<<<<

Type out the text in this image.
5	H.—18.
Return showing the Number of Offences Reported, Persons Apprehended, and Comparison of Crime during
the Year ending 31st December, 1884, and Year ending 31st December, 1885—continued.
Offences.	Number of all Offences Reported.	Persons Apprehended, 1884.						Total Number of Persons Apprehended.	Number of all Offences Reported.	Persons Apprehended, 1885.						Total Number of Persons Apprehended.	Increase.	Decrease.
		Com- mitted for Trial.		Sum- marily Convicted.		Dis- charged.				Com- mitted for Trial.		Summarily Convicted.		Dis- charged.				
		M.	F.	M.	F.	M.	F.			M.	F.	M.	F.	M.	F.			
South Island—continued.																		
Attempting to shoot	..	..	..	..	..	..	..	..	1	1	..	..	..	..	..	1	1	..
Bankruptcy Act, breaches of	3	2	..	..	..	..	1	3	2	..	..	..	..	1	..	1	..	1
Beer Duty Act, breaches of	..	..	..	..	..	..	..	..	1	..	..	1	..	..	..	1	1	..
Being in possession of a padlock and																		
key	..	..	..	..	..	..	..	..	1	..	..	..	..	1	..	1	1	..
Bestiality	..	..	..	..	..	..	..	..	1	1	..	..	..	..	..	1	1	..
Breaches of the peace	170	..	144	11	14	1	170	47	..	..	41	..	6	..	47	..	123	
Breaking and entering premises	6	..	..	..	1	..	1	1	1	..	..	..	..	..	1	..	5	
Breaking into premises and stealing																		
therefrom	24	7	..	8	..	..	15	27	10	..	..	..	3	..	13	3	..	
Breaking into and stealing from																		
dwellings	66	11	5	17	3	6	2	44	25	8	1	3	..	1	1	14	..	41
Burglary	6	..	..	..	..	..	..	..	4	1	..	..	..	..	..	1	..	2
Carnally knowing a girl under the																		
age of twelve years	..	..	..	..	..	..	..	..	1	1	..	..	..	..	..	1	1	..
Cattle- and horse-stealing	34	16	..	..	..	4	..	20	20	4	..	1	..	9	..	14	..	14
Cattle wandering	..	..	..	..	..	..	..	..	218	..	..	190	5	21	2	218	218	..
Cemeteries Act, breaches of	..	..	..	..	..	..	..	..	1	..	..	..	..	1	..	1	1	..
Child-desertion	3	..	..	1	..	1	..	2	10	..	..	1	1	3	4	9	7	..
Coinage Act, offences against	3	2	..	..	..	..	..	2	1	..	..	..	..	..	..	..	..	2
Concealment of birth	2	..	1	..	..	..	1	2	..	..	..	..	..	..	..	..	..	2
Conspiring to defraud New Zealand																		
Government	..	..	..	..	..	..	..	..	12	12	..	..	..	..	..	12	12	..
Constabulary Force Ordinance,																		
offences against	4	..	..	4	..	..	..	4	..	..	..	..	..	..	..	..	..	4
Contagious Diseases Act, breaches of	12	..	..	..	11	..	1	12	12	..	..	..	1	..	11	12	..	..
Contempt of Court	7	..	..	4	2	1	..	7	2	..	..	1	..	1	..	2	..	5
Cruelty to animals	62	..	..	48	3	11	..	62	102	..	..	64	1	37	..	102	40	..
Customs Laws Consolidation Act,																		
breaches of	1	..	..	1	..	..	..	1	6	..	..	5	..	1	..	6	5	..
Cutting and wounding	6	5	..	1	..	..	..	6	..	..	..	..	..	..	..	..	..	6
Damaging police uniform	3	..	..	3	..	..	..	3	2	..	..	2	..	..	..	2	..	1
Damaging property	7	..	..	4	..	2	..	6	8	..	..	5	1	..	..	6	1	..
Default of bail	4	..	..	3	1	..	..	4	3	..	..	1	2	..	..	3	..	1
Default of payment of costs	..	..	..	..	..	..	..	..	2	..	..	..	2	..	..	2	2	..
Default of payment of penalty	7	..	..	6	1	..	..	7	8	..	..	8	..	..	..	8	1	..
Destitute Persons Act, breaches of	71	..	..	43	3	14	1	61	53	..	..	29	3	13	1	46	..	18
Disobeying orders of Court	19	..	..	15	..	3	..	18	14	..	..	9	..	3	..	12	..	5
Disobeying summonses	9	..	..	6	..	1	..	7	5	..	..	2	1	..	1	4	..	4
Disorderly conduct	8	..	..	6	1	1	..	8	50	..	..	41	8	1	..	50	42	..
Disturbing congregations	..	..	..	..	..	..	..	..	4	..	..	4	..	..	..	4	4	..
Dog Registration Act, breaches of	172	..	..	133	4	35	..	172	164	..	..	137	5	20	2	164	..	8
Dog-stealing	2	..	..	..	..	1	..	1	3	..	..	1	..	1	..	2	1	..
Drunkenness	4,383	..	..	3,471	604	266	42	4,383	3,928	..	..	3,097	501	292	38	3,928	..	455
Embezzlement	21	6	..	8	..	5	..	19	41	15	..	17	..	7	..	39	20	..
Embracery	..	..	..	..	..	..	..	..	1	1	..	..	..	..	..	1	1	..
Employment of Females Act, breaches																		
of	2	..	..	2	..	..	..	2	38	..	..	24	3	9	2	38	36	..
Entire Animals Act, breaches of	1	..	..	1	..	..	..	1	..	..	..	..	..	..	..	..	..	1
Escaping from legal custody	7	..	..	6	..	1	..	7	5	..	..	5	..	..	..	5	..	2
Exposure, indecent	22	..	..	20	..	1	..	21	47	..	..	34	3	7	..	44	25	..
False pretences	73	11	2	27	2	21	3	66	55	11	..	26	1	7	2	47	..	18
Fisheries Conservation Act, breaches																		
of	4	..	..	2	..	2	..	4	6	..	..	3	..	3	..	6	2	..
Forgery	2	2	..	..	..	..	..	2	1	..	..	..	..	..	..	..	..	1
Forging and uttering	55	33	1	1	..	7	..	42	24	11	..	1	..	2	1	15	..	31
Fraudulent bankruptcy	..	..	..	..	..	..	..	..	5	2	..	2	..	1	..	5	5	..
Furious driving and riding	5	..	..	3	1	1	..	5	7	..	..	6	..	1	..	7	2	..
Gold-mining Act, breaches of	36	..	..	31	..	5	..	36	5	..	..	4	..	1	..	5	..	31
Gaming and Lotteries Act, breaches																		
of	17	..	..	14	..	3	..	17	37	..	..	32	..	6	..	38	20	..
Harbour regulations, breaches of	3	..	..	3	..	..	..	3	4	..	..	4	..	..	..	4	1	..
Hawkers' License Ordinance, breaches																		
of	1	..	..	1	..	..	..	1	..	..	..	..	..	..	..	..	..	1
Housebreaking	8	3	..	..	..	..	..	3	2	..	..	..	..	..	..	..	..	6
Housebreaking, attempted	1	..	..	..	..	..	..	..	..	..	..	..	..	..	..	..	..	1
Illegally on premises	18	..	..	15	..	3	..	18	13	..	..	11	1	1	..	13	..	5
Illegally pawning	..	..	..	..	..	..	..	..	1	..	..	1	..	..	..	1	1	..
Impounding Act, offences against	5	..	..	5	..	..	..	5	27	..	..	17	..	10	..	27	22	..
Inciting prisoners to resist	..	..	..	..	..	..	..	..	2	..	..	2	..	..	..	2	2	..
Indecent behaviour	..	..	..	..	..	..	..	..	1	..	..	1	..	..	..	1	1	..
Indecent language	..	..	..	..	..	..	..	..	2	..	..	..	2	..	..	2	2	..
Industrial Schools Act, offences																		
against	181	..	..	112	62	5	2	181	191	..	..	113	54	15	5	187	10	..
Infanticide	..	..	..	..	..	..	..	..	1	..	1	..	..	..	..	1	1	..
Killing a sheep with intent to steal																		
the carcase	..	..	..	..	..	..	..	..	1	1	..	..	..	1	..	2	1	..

>>>>

**SET PROBLEM**
From the entries above, return each line with the word "Persons" in it.

**WRITTEN REPLY**
Return showing the Number of Offences Reported, Persons Apprehended, and Comparison of Crime during
Offences.	Number of all Offences Reported.	Persons Apprehended, 1884.						Total Number of Persons Apprehended.	Number of all Offences Reported.	Persons Apprehended, 1885.						Total Number of Persons Apprehended.	Increase.	Decrease.
Destitute Persons Act, breaches of	71	..	..	43	3	14	1	61	53	..	..	29	3	13	1	46	..	18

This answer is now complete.